The data must be returned in full and exactly as given.
— Start —
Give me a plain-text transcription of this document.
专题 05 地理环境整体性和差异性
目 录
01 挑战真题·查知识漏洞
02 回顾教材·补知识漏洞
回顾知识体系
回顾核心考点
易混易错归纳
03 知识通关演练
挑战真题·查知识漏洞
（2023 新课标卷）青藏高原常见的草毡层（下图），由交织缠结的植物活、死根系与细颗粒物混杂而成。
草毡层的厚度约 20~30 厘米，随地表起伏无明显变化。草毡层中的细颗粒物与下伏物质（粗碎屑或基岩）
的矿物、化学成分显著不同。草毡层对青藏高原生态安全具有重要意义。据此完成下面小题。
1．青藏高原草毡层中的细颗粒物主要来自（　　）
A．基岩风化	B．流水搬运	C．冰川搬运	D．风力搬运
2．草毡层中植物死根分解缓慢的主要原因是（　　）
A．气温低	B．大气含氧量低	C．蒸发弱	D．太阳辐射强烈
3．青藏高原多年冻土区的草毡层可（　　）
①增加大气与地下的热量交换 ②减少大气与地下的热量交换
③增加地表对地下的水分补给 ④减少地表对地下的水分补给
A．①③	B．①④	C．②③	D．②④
— End —
Completed exercise:
Give me a plain-text transcription of this document.
专题 05 地理环境整体性和差异性
目 录
01 挑战真题·查知识漏洞
02 回顾教材·补知识漏洞
回顾知识体系
回顾核心考点
易混易错归纳
03 知识通关演练
挑战真题·查知识漏洞
（2023 新课标卷）青藏高原常见的草毡层（下图），由交织缠结的植物活、死根系与细颗粒物混杂而成。
草毡层的厚度约 20~30 厘米，随地表起伏无明显变化。草毡层中的细颗粒物与下伏物质（粗碎屑或基岩）
的矿物、化学成分显著不同。草毡层对青藏高原生态安全具有重要意义。据此完成下面小题。
1．青藏高原草毡层中的细颗粒物主要来自（　　）
A．基岩风化	B．流水搬运	C．冰川搬运	D．风力搬运
2．草毡层中植物死根分解缓慢的主要原因是（　　）
A．气温低	B．大气含氧量低	C．蒸发弱	D．太阳辐射强烈
3．青藏高原多年冻土区的草毡层可（　　）
①增加大气与地下的热量交换 ②减少大气与地下的热量交换
③增加地表对地下的水分补给 ④减少地表对地下的水分补给
A．①③	B．①④	C．②③	D．②④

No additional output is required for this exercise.